--- Work to be completed ---
Return exactly the lines that run from the one containing "Output a JSON" to the end of the entries, with both ends included.

A run of records:
* * * * * * *

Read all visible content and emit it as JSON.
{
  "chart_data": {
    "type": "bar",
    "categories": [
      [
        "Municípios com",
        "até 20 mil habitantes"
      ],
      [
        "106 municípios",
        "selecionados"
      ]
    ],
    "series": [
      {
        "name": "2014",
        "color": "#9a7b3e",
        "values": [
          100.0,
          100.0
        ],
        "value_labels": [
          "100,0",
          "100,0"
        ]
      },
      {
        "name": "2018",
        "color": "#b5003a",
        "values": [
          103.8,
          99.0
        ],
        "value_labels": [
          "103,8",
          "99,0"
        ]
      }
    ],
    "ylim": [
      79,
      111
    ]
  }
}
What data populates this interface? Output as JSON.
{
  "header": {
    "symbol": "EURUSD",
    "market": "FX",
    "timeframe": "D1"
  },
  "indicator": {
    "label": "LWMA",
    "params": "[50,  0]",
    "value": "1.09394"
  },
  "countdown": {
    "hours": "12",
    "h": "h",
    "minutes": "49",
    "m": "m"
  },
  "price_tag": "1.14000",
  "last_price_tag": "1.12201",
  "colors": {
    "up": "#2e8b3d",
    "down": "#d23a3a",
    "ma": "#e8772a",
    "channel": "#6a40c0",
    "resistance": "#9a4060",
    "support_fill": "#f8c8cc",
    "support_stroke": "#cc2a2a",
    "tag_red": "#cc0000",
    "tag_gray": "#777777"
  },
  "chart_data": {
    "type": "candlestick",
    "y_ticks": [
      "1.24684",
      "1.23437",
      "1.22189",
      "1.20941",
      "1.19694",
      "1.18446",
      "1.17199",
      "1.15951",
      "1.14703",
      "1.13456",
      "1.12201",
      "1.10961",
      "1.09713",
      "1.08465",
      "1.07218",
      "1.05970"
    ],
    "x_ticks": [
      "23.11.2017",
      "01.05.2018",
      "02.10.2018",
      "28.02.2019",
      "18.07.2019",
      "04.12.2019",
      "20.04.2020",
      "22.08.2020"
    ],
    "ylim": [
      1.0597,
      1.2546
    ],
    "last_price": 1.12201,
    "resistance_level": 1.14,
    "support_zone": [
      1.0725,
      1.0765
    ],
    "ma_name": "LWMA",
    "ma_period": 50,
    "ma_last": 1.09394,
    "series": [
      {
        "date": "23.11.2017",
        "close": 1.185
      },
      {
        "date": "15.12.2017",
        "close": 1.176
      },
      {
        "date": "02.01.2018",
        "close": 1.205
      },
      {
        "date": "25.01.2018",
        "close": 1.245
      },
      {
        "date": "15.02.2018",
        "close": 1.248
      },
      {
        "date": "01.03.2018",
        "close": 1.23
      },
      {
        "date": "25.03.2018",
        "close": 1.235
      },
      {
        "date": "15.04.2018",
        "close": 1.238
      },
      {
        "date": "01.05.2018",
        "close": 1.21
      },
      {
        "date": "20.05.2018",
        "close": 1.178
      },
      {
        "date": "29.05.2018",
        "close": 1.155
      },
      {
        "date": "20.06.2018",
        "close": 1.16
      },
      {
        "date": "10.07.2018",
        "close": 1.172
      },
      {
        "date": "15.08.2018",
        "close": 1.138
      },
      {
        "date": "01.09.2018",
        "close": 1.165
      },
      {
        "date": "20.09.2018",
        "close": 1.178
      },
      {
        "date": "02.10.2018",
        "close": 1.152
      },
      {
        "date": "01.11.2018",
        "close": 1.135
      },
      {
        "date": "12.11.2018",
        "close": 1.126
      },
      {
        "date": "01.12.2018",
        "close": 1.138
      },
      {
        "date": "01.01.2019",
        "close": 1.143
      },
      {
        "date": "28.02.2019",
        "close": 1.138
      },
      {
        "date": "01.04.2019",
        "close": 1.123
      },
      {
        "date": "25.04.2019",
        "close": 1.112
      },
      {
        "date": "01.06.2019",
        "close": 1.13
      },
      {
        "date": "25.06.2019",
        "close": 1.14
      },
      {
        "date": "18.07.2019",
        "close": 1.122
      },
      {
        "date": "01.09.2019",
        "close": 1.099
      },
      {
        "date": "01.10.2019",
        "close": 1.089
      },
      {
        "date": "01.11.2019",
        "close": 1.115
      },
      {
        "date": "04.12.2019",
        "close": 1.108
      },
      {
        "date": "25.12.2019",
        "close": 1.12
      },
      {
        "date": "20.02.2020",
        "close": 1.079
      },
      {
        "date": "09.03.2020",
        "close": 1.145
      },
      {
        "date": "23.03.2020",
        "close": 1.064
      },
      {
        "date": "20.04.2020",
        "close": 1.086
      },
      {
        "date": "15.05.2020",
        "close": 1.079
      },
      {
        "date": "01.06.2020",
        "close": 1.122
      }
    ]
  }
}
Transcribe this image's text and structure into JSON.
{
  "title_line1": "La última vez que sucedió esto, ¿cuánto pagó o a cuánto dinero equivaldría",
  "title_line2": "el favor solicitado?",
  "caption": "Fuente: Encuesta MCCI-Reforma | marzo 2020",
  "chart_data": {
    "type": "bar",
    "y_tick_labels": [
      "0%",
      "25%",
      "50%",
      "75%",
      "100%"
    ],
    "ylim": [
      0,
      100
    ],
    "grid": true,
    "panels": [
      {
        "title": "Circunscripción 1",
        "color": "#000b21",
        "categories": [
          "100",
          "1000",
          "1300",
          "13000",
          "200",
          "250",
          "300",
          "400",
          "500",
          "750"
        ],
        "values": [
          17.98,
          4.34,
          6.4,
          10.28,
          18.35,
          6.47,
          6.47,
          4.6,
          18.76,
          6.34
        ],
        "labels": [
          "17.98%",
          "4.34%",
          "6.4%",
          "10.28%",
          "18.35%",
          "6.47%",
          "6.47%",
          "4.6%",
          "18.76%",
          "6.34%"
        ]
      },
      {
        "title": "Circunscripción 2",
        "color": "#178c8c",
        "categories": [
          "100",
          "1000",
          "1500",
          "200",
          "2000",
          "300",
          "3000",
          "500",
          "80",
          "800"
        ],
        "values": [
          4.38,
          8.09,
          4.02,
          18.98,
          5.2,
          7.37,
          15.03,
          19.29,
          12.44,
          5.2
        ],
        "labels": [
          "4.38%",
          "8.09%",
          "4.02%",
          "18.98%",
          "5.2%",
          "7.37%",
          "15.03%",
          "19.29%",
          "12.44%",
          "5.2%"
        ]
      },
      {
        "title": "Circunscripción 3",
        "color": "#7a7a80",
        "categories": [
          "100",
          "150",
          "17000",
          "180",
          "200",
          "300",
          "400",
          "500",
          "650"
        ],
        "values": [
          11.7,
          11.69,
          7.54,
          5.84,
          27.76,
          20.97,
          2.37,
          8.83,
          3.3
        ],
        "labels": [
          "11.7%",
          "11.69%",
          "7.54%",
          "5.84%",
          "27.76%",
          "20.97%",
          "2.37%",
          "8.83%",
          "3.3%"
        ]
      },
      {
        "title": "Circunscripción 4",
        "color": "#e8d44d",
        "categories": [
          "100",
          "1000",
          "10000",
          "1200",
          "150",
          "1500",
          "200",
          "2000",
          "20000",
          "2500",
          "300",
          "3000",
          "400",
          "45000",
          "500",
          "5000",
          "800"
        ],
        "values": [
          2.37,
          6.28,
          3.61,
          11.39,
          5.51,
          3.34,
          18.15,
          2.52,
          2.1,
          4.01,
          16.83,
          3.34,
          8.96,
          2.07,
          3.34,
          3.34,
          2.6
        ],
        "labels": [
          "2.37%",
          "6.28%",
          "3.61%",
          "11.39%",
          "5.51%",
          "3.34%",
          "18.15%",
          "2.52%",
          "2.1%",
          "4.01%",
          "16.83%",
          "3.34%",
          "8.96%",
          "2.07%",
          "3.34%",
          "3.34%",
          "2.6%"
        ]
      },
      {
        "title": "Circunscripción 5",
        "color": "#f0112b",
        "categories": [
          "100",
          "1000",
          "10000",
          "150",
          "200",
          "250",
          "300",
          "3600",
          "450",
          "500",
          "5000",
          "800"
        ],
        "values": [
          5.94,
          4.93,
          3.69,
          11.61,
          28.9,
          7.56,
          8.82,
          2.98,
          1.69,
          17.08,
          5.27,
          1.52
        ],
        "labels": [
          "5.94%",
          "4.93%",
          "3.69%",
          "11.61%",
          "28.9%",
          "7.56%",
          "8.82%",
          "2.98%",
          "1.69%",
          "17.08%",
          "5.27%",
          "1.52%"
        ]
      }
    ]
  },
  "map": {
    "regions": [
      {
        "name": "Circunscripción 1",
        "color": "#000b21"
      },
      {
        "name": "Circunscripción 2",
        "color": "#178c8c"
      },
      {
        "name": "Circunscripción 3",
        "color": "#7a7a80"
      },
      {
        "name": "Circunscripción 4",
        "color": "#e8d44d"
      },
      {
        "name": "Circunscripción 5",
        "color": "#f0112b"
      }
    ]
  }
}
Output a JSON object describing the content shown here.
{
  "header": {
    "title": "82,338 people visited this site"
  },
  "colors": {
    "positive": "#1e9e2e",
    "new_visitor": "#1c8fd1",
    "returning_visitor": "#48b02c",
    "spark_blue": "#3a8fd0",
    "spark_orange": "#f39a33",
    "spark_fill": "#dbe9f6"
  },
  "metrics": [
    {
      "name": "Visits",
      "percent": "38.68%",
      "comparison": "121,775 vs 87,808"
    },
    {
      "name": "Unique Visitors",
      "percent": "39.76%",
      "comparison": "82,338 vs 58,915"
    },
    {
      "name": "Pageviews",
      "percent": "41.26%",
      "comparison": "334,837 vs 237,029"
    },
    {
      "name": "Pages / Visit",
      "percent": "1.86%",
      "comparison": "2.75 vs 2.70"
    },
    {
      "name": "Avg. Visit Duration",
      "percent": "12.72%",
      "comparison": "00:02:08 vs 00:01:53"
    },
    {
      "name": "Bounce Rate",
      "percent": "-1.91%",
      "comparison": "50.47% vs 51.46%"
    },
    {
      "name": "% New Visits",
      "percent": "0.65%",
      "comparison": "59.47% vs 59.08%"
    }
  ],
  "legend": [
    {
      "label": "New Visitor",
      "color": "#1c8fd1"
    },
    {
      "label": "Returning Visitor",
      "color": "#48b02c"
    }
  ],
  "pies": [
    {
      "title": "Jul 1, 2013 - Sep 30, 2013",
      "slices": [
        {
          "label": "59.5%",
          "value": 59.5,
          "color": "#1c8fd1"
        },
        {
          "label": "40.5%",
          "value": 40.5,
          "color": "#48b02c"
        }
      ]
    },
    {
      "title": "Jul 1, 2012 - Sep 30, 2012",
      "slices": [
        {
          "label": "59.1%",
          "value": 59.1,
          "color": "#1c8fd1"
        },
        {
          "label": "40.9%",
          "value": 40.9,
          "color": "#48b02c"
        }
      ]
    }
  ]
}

* * * * * * *

--- Answer ---
Output a JSON object describing the content shown here.
{
  "header": {
    "title": "82,338 people visited this site"
  },
  "colors": {
    "positive": "#1e9e2e",
    "new_visitor": "#1c8fd1",
    "returning_visitor": "#48b02c",
    "spark_blue": "#3a8fd0",
    "spark_orange": "#f39a33",
    "spark_fill": "#dbe9f6"
  },
  "metrics": [
    {
      "name": "Visits",
      "percent": "38.68%",
      "comparison": "121,775 vs 87,808"
    },
    {
      "name": "Unique Visitors",
      "percent": "39.76%",
      "comparison": "82,338 vs 58,915"
    },
    {
      "name": "Pageviews",
      "percent": "41.26%",
      "comparison": "334,837 vs 237,029"
    },
    {
      "name": "Pages / Visit",
      "percent": "1.86%",
      "comparison": "2.75 vs 2.70"
    },
    {
      "name": "Avg. Visit Duration",
      "percent": "12.72%",
      "comparison": "00:02:08 vs 00:01:53"
    },
    {
      "name": "Bounce Rate",
      "percent": "-1.91%",
      "comparison": "50.47% vs 51.46%"
    },
    {
      "name": "% New Visits",
      "percent": "0.65%",
      "comparison": "59.47% vs 59.08%"
    }
  ],
  "legend": [
    {
      "label": "New Visitor",
      "color": "#1c8fd1"
    },
    {
      "label": "Returning Visitor",
      "color": "#48b02c"
    }
  ],
  "pies": [
    {
      "title": "Jul 1, 2013 - Sep 30, 2013",
      "slices": [
        {
          "label": "59.5%",
          "value": 59.5,
          "color": "#1c8fd1"
        },
        {
          "label": "40.5%",
          "value": 40.5,
          "color": "#48b02c"
        }
      ]
    },
    {
      "title": "Jul 1, 2012 - Sep 30, 2012",
      "slices": [
        {
          "label": "59.1%",
          "value": 59.1,
          "color": "#1c8fd1"
        },
        {
          "label": "40.9%",
          "value": 40.9,
          "color": "#48b02c"
        }
      ]
    }
  ]
}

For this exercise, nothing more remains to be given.